# What you need to do
Below are records to repeat exactly. Omit the pictures from the copy.
##### Data provided #####
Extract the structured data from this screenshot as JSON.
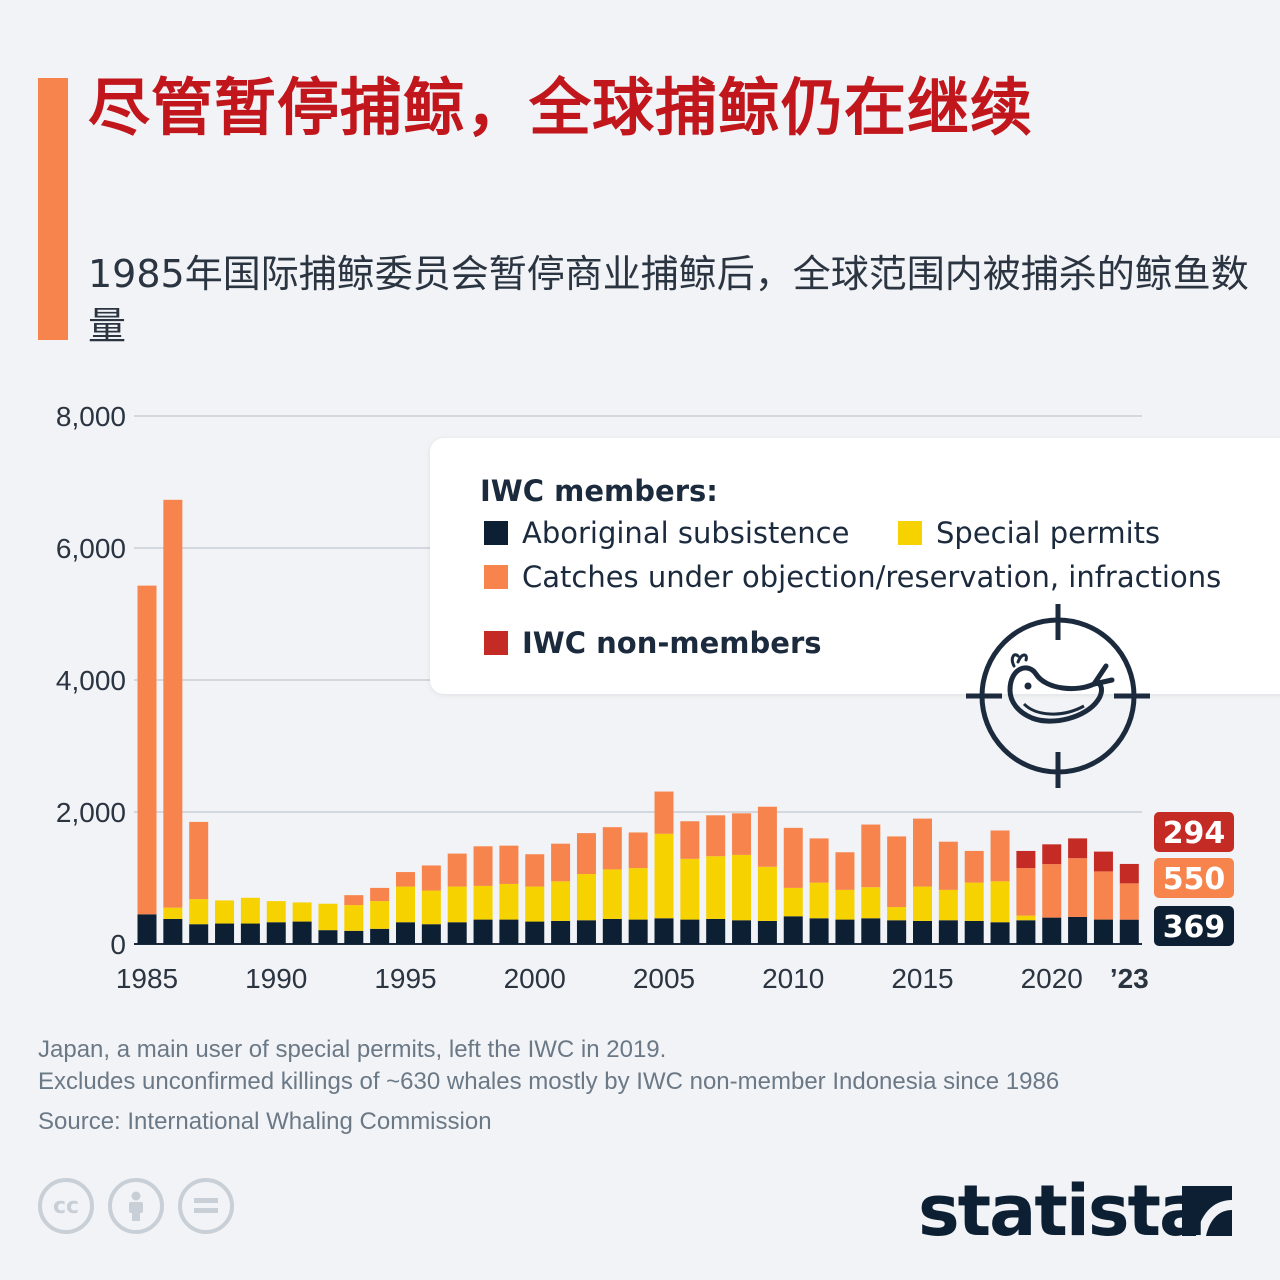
{
  "header": {
    "title": "尽管暂停捕鲸，全球捕鲸仍在继续",
    "subtitle": "1985年国际捕鲸委员会暂停商业捕鲸后，全球范围内被捕杀的鲸鱼数量"
  },
  "legend": {
    "heading": "IWC members:",
    "items": [
      {
        "label": "Aboriginal subsistence",
        "color": "#0d1f33"
      },
      {
        "label": "Special permits",
        "color": "#f6d300"
      },
      {
        "label": "Catches under objection/reservation, infractions",
        "color": "#f7844c"
      },
      {
        "label": "IWC non-members",
        "color": "#c52b25"
      }
    ]
  },
  "chart_data": {
    "type": "bar",
    "stacked": true,
    "x": [
      1985,
      1986,
      1987,
      1988,
      1989,
      1990,
      1991,
      1992,
      1993,
      1994,
      1995,
      1996,
      1997,
      1998,
      1999,
      2000,
      2001,
      2002,
      2003,
      2004,
      2005,
      2006,
      2007,
      2008,
      2009,
      2010,
      2011,
      2012,
      2013,
      2014,
      2015,
      2016,
      2017,
      2018,
      2019,
      2020,
      2021,
      2022,
      2023
    ],
    "x_tick_labels": [
      "1985",
      "1990",
      "1995",
      "2000",
      "2005",
      "2010",
      "2015",
      "2020",
      "’23"
    ],
    "y_tick_labels": [
      "0",
      "2,000",
      "4,000",
      "6,000",
      "8,000"
    ],
    "ylim": [
      0,
      8000
    ],
    "grid": true,
    "series": [
      {
        "name": "Aboriginal subsistence",
        "color": "#0d1f33",
        "values": [
          450,
          380,
          300,
          310,
          310,
          330,
          340,
          210,
          200,
          230,
          330,
          300,
          330,
          370,
          370,
          340,
          350,
          360,
          380,
          370,
          390,
          370,
          380,
          360,
          350,
          420,
          390,
          370,
          390,
          360,
          350,
          360,
          350,
          330,
          360,
          400,
          410,
          370,
          369
        ]
      },
      {
        "name": "Special permits",
        "color": "#f6d300",
        "values": [
          0,
          170,
          380,
          350,
          390,
          320,
          290,
          400,
          390,
          420,
          540,
          510,
          540,
          510,
          540,
          530,
          600,
          700,
          750,
          780,
          1280,
          920,
          950,
          990,
          820,
          430,
          540,
          450,
          470,
          200,
          520,
          460,
          580,
          620,
          70,
          0,
          0,
          0,
          0
        ]
      },
      {
        "name": "Catches under objection/reservation, infractions",
        "color": "#f7844c",
        "values": [
          4980,
          6180,
          1170,
          0,
          0,
          0,
          0,
          0,
          150,
          200,
          220,
          380,
          500,
          600,
          580,
          490,
          570,
          620,
          640,
          540,
          640,
          570,
          620,
          630,
          910,
          910,
          670,
          570,
          950,
          1070,
          1030,
          730,
          480,
          770,
          720,
          810,
          890,
          730,
          550
        ]
      },
      {
        "name": "IWC non-members",
        "color": "#c52b25",
        "values": [
          0,
          0,
          0,
          0,
          0,
          0,
          0,
          0,
          0,
          0,
          0,
          0,
          0,
          0,
          0,
          0,
          0,
          0,
          0,
          0,
          0,
          0,
          0,
          0,
          0,
          0,
          0,
          0,
          0,
          0,
          0,
          0,
          0,
          0,
          260,
          300,
          300,
          300,
          294
        ]
      }
    ],
    "value_labels": {
      "IWC non-members": "294",
      "Catches under objection/reservation, infractions": "550",
      "Aboriginal subsistence": "369"
    }
  },
  "footnotes": {
    "line1": "Japan, a main user of special permits, left the IWC in 2019.",
    "line2": "Excludes unconfirmed killings of ~630 whales mostly by IWC non-member Indonesia since 1986",
    "source": "Source: International Whaling Commission"
  },
  "branding": {
    "cc_icons": [
      "cc-icon",
      "by-person-icon",
      "nd-equals-icon"
    ],
    "cc_text": "cc",
    "logo_text": "statista"
  }
}
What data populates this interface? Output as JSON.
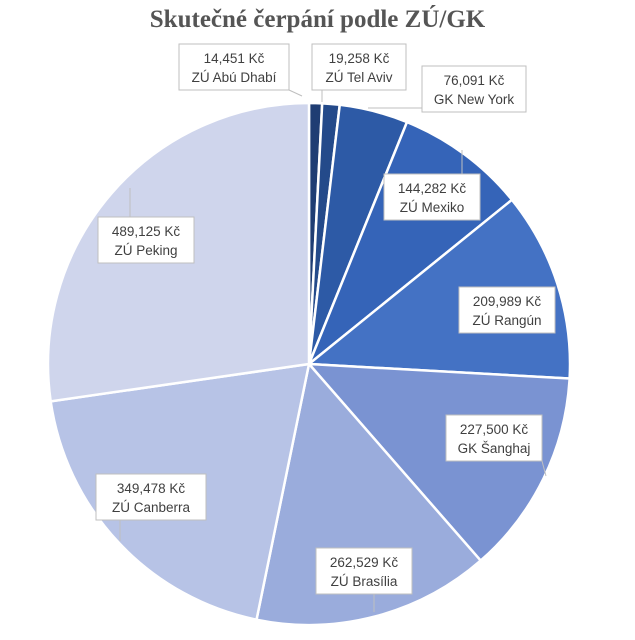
{
  "chart_data": {
    "type": "pie",
    "title": "Skutečné čerpání podle ZÚ/GK",
    "slices": [
      {
        "name": "ZÚ Abú Dhabí",
        "value": 14451,
        "value_label": "14,451 Kč",
        "color": "#1f3d73"
      },
      {
        "name": "ZÚ Tel Aviv",
        "value": 19258,
        "value_label": "19,258 Kč",
        "color": "#244a8a"
      },
      {
        "name": "GK New York",
        "value": 76091,
        "value_label": "76,091 Kč",
        "color": "#2d5aa6"
      },
      {
        "name": "ZÚ Mexiko",
        "value": 144282,
        "value_label": "144,282 Kč",
        "color": "#3564b8"
      },
      {
        "name": "ZÚ Rangún",
        "value": 209989,
        "value_label": "209,989 Kč",
        "color": "#4472c4"
      },
      {
        "name": "GK Šanghaj",
        "value": 227500,
        "value_label": "227,500 Kč",
        "color": "#7a93d2"
      },
      {
        "name": "ZÚ Brasília",
        "value": 262529,
        "value_label": "262,529 Kč",
        "color": "#9aacdc"
      },
      {
        "name": "ZÚ Canberra",
        "value": 349478,
        "value_label": "349,478 Kč",
        "color": "#b7c3e6"
      },
      {
        "name": "ZÚ Peking",
        "value": 489125,
        "value_label": "489,125 Kč",
        "color": "#cfd5ec"
      }
    ]
  }
}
#####
# Expected output
Extract the structured data from this screenshot as JSON.
{
  "header": {
    "title": "尽管暂停捕鲸，全球捕鲸仍在继续",
    "subtitle": "1985年国际捕鲸委员会暂停商业捕鲸后，全球范围内被捕杀的鲸鱼数量"
  },
  "legend": {
    "heading": "IWC members:",
    "items": [
      {
        "label": "Aboriginal subsistence",
        "color": "#0d1f33"
      },
      {
        "label": "Special permits",
        "color": "#f6d300"
      },
      {
        "label": "Catches under objection/reservation, infractions",
        "color": "#f7844c"
      },
      {
        "label": "IWC non-members",
        "color": "#c52b25"
      }
    ]
  },
  "chart_data": {
    "type": "bar",
    "stacked": true,
    "x": [
      1985,
      1986,
      1987,
      1988,
      1989,
      1990,
      1991,
      1992,
      1993,
      1994,
      1995,
      1996,
      1997,
      1998,
      1999,
      2000,
      2001,
      2002,
      2003,
      2004,
      2005,
      2006,
      2007,
      2008,
      2009,
      2010,
      2011,
      2012,
      2013,
      2014,
      2015,
      2016,
      2017,
      2018,
      2019,
      2020,
      2021,
      2022,
      2023
    ],
    "x_tick_labels": [
      "1985",
      "1990",
      "1995",
      "2000",
      "2005",
      "2010",
      "2015",
      "2020",
      "’23"
    ],
    "y_tick_labels": [
      "0",
      "2,000",
      "4,000",
      "6,000",
      "8,000"
    ],
    "ylim": [
      0,
      8000
    ],
    "grid": true,
    "series": [
      {
        "name": "Aboriginal subsistence",
        "color": "#0d1f33",
        "values": [
          450,
          380,
          300,
          310,
          310,
          330,
          340,
          210,
          200,
          230,
          330,
          300,
          330,
          370,
          370,
          340,
          350,
          360,
          380,
          370,
          390,
          370,
          380,
          360,
          350,
          420,
          390,
          370,
          390,
          360,
          350,
          360,
          350,
          330,
          360,
          400,
          410,
          370,
          369
        ]
      },
      {
        "name": "Special permits",
        "color": "#f6d300",
        "values": [
          0,
          170,
          380,
          350,
          390,
          320,
          290,
          400,
          390,
          420,
          540,
          510,
          540,
          510,
          540,
          530,
          600,
          700,
          750,
          780,
          1280,
          920,
          950,
          990,
          820,
          430,
          540,
          450,
          470,
          200,
          520,
          460,
          580,
          620,
          70,
          0,
          0,
          0,
          0
        ]
      },
      {
        "name": "Catches under objection/reservation, infractions",
        "color": "#f7844c",
        "values": [
          4980,
          6180,
          1170,
          0,
          0,
          0,
          0,
          0,
          150,
          200,
          220,
          380,
          500,
          600,
          580,
          490,
          570,
          620,
          640,
          540,
          640,
          570,
          620,
          630,
          910,
          910,
          670,
          570,
          950,
          1070,
          1030,
          730,
          480,
          770,
          720,
          810,
          890,
          730,
          550
        ]
      },
      {
        "name": "IWC non-members",
        "color": "#c52b25",
        "values": [
          0,
          0,
          0,
          0,
          0,
          0,
          0,
          0,
          0,
          0,
          0,
          0,
          0,
          0,
          0,
          0,
          0,
          0,
          0,
          0,
          0,
          0,
          0,
          0,
          0,
          0,
          0,
          0,
          0,
          0,
          0,
          0,
          0,
          0,
          260,
          300,
          300,
          300,
          294
        ]
      }
    ],
    "value_labels": {
      "IWC non-members": "294",
      "Catches under objection/reservation, infractions": "550",
      "Aboriginal subsistence": "369"
    }
  },
  "footnotes": {
    "line1": "Japan, a main user of special permits, left the IWC in 2019.",
    "line2": "Excludes unconfirmed killings of ~630 whales mostly by IWC non-member Indonesia since 1986",
    "source": "Source: International Whaling Commission"
  },
  "branding": {
    "cc_icons": [
      "cc-icon",
      "by-person-icon",
      "nd-equals-icon"
    ],
    "cc_text": "cc",
    "logo_text": "statista"
  }
}
What data populates this interface? Output as JSON.
{
  "chart_data": {
    "type": "pie",
    "title": "Skutečné čerpání podle ZÚ/GK",
    "slices": [
      {
        "name": "ZÚ Abú Dhabí",
        "value": 14451,
        "value_label": "14,451 Kč",
        "color": "#1f3d73"
      },
      {
        "name": "ZÚ Tel Aviv",
        "value": 19258,
        "value_label": "19,258 Kč",
        "color": "#244a8a"
      },
      {
        "name": "GK New York",
        "value": 76091,
        "value_label": "76,091 Kč",
        "color": "#2d5aa6"
      },
      {
        "name": "ZÚ Mexiko",
        "value": 144282,
        "value_label": "144,282 Kč",
        "color": "#3564b8"
      },
      {
        "name": "ZÚ Rangún",
        "value": 209989,
        "value_label": "209,989 Kč",
        "color": "#4472c4"
      },
      {
        "name": "GK Šanghaj",
        "value": 227500,
        "value_label": "227,500 Kč",
        "color": "#7a93d2"
      },
      {
        "name": "ZÚ Brasília",
        "value": 262529,
        "value_label": "262,529 Kč",
        "color": "#9aacdc"
      },
      {
        "name": "ZÚ Canberra",
        "value": 349478,
        "value_label": "349,478 Kč",
        "color": "#b7c3e6"
      },
      {
        "name": "ZÚ Peking",
        "value": 489125,
        "value_label": "489,125 Kč",
        "color": "#cfd5ec"
      }
    ]
  }
}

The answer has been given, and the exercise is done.